***** ENTRIES PROVIDED *****

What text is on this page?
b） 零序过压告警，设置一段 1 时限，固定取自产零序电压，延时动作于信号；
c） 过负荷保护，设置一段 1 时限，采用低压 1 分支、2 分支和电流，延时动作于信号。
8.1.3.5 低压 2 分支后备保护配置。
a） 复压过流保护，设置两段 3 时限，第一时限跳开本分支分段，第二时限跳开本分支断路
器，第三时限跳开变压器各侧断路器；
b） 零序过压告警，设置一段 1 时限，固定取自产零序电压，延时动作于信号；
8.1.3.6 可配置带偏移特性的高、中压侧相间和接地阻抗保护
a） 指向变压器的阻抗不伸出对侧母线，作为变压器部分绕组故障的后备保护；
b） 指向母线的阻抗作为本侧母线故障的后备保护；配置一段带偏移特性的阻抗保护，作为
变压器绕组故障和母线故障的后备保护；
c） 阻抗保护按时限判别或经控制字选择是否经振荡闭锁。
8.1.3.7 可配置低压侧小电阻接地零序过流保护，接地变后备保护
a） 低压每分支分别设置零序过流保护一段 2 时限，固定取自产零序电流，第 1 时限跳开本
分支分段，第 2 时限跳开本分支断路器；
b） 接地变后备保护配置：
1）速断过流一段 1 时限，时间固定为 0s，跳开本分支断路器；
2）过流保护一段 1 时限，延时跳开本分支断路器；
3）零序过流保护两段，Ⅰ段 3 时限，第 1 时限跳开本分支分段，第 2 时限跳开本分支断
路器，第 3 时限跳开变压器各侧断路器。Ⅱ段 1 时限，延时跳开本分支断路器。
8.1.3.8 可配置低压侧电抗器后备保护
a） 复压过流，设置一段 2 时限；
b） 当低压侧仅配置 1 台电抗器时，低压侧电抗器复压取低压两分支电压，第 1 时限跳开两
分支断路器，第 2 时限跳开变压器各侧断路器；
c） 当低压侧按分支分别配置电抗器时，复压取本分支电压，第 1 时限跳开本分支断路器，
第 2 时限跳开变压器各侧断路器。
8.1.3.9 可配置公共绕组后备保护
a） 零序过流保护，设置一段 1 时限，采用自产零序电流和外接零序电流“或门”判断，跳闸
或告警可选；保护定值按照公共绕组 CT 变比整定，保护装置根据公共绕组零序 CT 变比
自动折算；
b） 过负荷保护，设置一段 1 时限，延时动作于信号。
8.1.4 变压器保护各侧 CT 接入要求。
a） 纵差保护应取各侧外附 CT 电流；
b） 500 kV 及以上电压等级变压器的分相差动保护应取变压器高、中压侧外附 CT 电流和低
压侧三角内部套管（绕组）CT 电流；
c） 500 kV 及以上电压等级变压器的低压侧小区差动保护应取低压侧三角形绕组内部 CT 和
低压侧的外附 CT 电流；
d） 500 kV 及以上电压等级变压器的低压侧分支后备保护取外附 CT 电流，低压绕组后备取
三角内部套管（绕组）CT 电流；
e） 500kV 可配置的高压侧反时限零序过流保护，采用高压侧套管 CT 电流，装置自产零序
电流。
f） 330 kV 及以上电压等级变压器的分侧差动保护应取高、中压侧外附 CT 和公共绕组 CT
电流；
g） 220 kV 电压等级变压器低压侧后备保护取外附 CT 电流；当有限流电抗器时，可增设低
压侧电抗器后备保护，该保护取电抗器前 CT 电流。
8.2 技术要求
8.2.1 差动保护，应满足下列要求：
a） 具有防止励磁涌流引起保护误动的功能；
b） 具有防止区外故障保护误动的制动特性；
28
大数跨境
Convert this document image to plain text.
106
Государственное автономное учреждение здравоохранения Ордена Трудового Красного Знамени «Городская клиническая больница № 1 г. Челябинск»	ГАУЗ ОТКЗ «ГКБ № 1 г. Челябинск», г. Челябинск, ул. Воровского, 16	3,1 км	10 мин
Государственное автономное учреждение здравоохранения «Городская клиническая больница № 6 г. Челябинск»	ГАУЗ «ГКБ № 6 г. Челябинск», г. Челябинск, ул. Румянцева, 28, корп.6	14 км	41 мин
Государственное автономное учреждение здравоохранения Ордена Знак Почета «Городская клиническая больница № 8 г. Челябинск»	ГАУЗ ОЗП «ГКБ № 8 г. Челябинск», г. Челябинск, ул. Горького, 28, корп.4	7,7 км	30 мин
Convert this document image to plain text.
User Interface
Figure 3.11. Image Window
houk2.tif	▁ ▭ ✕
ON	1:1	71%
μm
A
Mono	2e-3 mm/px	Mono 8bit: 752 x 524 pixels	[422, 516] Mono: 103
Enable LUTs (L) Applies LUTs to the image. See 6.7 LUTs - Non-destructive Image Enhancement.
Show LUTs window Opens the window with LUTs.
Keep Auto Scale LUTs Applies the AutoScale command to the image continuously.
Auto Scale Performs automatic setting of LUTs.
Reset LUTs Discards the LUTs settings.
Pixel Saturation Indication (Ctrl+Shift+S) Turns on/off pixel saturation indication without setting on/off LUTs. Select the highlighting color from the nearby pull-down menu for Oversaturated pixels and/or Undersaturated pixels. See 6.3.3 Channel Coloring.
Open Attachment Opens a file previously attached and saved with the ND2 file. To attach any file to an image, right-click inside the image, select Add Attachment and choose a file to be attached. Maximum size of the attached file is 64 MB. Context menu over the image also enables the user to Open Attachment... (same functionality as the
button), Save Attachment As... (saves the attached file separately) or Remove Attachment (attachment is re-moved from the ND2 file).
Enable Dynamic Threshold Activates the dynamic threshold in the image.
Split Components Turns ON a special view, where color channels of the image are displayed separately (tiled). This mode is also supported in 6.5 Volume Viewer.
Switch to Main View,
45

*****

GOAL: Retype each record exactly, leaving nothing out.

WORKED ANSWER:
What text is on this page?
b） 零序过压告警，设置一段 1 时限，固定取自产零序电压，延时动作于信号；
c） 过负荷保护，设置一段 1 时限，采用低压 1 分支、2 分支和电流，延时动作于信号。
8.1.3.5 低压 2 分支后备保护配置。
a） 复压过流保护，设置两段 3 时限，第一时限跳开本分支分段，第二时限跳开本分支断路
器，第三时限跳开变压器各侧断路器；
b） 零序过压告警，设置一段 1 时限，固定取自产零序电压，延时动作于信号；
8.1.3.6 可配置带偏移特性的高、中压侧相间和接地阻抗保护
a） 指向变压器的阻抗不伸出对侧母线，作为变压器部分绕组故障的后备保护；
b） 指向母线的阻抗作为本侧母线故障的后备保护；配置一段带偏移特性的阻抗保护，作为
变压器绕组故障和母线故障的后备保护；
c） 阻抗保护按时限判别或经控制字选择是否经振荡闭锁。
8.1.3.7 可配置低压侧小电阻接地零序过流保护，接地变后备保护
a） 低压每分支分别设置零序过流保护一段 2 时限，固定取自产零序电流，第 1 时限跳开本
分支分段，第 2 时限跳开本分支断路器；
b） 接地变后备保护配置：
1）速断过流一段 1 时限，时间固定为 0s，跳开本分支断路器；
2）过流保护一段 1 时限，延时跳开本分支断路器；
3）零序过流保护两段，Ⅰ段 3 时限，第 1 时限跳开本分支分段，第 2 时限跳开本分支断
路器，第 3 时限跳开变压器各侧断路器。Ⅱ段 1 时限，延时跳开本分支断路器。
8.1.3.8 可配置低压侧电抗器后备保护
a） 复压过流，设置一段 2 时限；
b） 当低压侧仅配置 1 台电抗器时，低压侧电抗器复压取低压两分支电压，第 1 时限跳开两
分支断路器，第 2 时限跳开变压器各侧断路器；
c） 当低压侧按分支分别配置电抗器时，复压取本分支电压，第 1 时限跳开本分支断路器，
第 2 时限跳开变压器各侧断路器。
8.1.3.9 可配置公共绕组后备保护
a） 零序过流保护，设置一段 1 时限，采用自产零序电流和外接零序电流“或门”判断，跳闸
或告警可选；保护定值按照公共绕组 CT 变比整定，保护装置根据公共绕组零序 CT 变比
自动折算；
b） 过负荷保护，设置一段 1 时限，延时动作于信号。
8.1.4 变压器保护各侧 CT 接入要求。
a） 纵差保护应取各侧外附 CT 电流；
b） 500 kV 及以上电压等级变压器的分相差动保护应取变压器高、中压侧外附 CT 电流和低
压侧三角内部套管（绕组）CT 电流；
c） 500 kV 及以上电压等级变压器的低压侧小区差动保护应取低压侧三角形绕组内部 CT 和
低压侧的外附 CT 电流；
d） 500 kV 及以上电压等级变压器的低压侧分支后备保护取外附 CT 电流，低压绕组后备取
三角内部套管（绕组）CT 电流；
e） 500kV 可配置的高压侧反时限零序过流保护，采用高压侧套管 CT 电流，装置自产零序
电流。
f） 330 kV 及以上电压等级变压器的分侧差动保护应取高、中压侧外附 CT 和公共绕组 CT
电流；
g） 220 kV 电压等级变压器低压侧后备保护取外附 CT 电流；当有限流电抗器时，可增设低
压侧电抗器后备保护，该保护取电抗器前 CT 电流。
8.2 技术要求
8.2.1 差动保护，应满足下列要求：
a） 具有防止励磁涌流引起保护误动的功能；
b） 具有防止区外故障保护误动的制动特性；
28
大数跨境
Convert this document image to plain text.
106
Государственное автономное учреждение здравоохранения Ордена Трудового Красного Знамени «Городская клиническая больница № 1 г. Челябинск»	ГАУЗ ОТКЗ «ГКБ № 1 г. Челябинск», г. Челябинск, ул. Воровского, 16	3,1 км	10 мин
Государственное автономное учреждение здравоохранения «Городская клиническая больница № 6 г. Челябинск»	ГАУЗ «ГКБ № 6 г. Челябинск», г. Челябинск, ул. Румянцева, 28, корп.6	14 км	41 мин
Государственное автономное учреждение здравоохранения Ордена Знак Почета «Городская клиническая больница № 8 г. Челябинск»	ГАУЗ ОЗП «ГКБ № 8 г. Челябинск», г. Челябинск, ул. Горького, 28, корп.4	7,7 км	30 мин
Convert this document image to plain text.
User Interface
Figure 3.11. Image Window
houk2.tif	▁ ▭ ✕
ON	1:1	71%
μm
A
Mono	2e-3 mm/px	Mono 8bit: 752 x 524 pixels	[422, 516] Mono: 103
Enable LUTs (L) Applies LUTs to the image. See 6.7 LUTs - Non-destructive Image Enhancement.
Show LUTs window Opens the window with LUTs.
Keep Auto Scale LUTs Applies the AutoScale command to the image continuously.
Auto Scale Performs automatic setting of LUTs.
Reset LUTs Discards the LUTs settings.
Pixel Saturation Indication (Ctrl+Shift+S) Turns on/off pixel saturation indication without setting on/off LUTs. Select the highlighting color from the nearby pull-down menu for Oversaturated pixels and/or Undersaturated pixels. See 6.3.3 Channel Coloring.
Open Attachment Opens a file previously attached and saved with the ND2 file. To attach any file to an image, right-click inside the image, select Add Attachment and choose a file to be attached. Maximum size of the attached file is 64 MB. Context menu over the image also enables the user to Open Attachment... (same functionality as the
button), Save Attachment As... (saves the attached file separately) or Remove Attachment (attachment is re-moved from the ND2 file).
Enable Dynamic Threshold Activates the dynamic threshold in the image.
Split Components Turns ON a special view, where color channels of the image are displayed separately (tiled). This mode is also supported in 6.5 Volume Viewer.
Switch to Main View,
45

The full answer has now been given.